**DATA LISTING**
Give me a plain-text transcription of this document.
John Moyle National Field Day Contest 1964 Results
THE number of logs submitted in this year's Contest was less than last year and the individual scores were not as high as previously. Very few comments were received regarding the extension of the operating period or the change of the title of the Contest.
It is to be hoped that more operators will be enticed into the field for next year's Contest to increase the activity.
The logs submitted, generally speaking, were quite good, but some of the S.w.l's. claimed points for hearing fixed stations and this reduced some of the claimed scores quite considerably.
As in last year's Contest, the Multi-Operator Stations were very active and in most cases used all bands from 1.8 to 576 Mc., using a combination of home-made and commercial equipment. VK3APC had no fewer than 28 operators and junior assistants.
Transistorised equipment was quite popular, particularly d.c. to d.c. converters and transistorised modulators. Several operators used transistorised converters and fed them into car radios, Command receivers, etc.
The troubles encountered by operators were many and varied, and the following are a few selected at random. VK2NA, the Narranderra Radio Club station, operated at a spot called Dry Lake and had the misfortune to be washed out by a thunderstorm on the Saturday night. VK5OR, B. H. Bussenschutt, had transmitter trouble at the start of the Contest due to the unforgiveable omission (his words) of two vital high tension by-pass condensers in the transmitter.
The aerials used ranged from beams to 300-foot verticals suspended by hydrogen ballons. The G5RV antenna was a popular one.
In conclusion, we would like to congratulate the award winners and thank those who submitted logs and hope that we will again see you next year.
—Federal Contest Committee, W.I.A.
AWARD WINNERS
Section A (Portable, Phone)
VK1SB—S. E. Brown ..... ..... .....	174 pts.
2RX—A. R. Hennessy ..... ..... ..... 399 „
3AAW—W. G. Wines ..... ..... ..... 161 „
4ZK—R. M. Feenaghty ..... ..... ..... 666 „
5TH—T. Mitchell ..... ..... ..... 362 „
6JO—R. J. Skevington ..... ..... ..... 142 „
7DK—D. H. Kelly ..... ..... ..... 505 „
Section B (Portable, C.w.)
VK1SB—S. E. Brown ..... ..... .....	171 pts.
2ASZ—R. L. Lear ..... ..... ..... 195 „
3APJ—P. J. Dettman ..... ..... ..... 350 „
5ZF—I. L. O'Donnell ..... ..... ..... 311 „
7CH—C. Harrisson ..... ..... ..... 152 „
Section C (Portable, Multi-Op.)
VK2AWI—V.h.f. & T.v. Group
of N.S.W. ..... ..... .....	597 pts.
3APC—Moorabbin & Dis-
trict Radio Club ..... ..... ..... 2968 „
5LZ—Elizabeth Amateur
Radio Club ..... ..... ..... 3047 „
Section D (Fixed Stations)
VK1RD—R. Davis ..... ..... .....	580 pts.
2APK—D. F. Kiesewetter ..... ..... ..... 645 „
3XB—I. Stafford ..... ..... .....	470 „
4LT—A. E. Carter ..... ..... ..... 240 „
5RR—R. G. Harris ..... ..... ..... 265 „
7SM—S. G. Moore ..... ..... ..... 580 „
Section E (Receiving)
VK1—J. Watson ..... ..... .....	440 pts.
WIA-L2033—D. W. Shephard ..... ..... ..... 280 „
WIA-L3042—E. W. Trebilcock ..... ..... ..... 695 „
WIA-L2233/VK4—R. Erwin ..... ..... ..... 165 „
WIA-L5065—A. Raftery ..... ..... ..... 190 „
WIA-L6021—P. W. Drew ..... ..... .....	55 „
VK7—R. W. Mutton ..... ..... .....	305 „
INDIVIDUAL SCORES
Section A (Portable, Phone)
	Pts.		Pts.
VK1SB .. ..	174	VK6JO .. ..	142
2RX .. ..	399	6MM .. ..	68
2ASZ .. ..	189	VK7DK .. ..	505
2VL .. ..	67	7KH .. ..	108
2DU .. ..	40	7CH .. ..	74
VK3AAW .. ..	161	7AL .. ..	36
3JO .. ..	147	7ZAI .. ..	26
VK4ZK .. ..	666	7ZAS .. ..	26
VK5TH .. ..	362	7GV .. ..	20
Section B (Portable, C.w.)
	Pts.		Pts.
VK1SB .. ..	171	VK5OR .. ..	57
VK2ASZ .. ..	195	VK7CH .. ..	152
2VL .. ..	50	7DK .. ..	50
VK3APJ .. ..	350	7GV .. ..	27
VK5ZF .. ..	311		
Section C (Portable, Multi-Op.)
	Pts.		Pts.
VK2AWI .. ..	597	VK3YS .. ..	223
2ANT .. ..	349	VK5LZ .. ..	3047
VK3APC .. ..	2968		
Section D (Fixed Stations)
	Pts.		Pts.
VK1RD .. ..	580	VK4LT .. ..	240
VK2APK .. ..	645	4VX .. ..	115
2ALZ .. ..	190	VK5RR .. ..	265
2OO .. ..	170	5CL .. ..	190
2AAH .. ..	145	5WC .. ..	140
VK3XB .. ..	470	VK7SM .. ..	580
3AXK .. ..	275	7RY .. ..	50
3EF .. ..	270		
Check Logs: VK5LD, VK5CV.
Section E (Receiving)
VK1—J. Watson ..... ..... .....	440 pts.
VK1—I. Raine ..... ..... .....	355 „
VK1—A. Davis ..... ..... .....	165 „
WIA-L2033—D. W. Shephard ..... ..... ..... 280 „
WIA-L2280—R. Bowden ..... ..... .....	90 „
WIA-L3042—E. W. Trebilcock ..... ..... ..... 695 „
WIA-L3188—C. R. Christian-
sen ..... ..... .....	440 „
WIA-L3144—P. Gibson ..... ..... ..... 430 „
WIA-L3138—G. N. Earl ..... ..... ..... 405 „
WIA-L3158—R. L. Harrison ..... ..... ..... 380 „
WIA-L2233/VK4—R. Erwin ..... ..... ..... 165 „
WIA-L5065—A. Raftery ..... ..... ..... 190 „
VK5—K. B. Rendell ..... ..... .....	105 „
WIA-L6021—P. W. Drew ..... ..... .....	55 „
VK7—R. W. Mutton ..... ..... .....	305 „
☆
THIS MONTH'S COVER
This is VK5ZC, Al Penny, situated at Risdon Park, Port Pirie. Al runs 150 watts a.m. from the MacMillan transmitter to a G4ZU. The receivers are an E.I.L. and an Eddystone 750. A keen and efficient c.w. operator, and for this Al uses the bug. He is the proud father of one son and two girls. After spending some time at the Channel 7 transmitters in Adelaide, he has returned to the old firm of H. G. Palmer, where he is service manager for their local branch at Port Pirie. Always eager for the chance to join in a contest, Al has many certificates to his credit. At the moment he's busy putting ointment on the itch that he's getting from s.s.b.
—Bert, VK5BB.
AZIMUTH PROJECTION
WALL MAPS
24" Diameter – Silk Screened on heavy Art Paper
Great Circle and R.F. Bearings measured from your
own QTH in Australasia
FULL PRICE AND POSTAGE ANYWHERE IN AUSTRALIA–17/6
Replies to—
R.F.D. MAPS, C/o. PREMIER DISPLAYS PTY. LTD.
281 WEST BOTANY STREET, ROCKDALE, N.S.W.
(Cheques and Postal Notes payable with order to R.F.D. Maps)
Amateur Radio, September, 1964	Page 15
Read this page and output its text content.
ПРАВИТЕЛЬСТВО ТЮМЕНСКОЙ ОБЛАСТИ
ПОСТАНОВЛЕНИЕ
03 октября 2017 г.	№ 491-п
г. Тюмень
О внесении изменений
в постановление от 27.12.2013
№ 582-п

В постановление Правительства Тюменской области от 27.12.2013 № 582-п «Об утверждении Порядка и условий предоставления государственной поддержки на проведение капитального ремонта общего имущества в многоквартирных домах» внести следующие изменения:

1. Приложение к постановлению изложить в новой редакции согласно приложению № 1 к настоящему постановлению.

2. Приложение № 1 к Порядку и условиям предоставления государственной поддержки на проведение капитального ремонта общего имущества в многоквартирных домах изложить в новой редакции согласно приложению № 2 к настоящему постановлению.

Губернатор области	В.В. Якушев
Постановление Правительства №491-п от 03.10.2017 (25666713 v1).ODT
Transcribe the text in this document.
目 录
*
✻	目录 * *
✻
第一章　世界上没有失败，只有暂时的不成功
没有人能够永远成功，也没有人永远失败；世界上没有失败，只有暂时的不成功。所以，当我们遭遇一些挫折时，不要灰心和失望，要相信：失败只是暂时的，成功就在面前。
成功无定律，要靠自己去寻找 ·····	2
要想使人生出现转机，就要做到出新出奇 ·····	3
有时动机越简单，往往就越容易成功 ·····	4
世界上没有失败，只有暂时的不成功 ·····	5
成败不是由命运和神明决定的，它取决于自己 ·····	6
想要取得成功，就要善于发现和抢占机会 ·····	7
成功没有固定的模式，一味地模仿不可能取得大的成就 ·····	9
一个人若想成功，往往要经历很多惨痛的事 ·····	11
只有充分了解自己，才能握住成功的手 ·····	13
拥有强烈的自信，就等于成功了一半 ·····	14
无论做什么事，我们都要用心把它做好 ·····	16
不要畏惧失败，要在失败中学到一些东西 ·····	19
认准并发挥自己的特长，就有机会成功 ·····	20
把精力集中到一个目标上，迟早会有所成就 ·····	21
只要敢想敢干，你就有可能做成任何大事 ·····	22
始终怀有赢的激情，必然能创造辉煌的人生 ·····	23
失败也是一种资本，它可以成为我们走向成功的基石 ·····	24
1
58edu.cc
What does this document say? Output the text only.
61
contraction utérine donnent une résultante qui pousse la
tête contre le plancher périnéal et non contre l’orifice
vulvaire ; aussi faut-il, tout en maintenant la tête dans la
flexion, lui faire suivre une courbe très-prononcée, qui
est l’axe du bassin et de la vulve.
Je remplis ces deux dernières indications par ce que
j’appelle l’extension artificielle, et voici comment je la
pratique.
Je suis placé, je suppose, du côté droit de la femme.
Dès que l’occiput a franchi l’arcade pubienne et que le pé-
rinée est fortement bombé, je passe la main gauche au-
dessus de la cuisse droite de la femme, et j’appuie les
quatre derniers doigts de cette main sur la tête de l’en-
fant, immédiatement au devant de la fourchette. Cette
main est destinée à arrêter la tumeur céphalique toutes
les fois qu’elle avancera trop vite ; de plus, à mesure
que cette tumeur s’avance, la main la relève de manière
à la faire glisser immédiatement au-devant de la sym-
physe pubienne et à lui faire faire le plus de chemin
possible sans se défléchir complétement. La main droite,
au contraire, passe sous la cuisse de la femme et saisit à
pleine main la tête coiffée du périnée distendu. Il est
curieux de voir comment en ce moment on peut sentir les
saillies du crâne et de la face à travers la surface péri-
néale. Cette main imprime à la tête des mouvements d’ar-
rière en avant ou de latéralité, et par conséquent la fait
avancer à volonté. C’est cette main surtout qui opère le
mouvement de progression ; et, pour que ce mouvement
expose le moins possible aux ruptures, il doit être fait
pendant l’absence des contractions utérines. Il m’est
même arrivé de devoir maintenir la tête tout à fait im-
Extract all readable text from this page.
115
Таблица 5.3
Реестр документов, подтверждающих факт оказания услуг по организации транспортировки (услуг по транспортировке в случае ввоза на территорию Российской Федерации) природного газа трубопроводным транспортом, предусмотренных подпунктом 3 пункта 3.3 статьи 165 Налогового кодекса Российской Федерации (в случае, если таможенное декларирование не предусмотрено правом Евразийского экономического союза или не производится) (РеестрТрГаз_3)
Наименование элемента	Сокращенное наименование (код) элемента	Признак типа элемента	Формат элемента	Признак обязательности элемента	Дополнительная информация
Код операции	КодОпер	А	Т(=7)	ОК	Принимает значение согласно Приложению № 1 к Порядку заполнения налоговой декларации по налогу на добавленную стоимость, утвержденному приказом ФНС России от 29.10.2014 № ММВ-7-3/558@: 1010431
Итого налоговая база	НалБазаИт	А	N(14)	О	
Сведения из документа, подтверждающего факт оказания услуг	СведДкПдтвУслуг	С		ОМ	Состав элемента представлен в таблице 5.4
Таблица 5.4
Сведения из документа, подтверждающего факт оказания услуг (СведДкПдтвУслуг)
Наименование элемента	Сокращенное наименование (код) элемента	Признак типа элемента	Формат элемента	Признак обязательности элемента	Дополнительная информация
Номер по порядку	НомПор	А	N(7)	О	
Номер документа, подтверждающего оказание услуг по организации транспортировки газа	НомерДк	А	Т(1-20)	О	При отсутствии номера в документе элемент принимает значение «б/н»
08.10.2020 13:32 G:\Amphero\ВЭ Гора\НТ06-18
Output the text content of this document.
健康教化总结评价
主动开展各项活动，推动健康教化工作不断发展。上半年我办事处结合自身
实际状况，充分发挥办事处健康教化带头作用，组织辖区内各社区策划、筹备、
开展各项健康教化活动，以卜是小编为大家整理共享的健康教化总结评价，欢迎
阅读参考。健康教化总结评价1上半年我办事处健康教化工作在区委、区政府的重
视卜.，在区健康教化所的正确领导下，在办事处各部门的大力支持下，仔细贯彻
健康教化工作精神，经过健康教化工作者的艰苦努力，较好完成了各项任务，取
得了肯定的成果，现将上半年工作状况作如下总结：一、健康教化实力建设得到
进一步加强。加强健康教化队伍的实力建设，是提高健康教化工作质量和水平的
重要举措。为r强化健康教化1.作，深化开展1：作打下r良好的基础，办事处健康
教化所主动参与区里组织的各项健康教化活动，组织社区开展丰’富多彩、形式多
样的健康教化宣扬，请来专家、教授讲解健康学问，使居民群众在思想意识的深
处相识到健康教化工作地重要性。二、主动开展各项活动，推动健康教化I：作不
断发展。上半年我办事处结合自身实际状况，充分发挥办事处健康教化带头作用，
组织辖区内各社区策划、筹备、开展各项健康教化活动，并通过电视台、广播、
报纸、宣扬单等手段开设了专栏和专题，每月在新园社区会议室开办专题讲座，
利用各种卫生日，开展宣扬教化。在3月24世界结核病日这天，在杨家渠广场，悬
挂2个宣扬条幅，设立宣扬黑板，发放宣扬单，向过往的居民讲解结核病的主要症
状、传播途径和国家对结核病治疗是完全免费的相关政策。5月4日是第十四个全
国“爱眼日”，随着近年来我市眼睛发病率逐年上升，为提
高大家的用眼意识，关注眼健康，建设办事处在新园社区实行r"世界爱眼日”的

**WHAT YOU SHOULD DO**
Show every line above in which the word "immédiatement" occurs.

**SOLUTION TO THIS EXERCISE**
fant, immédiatement au devant de la fourchette. Cette
à la faire glisser immédiatement au-devant de la sym-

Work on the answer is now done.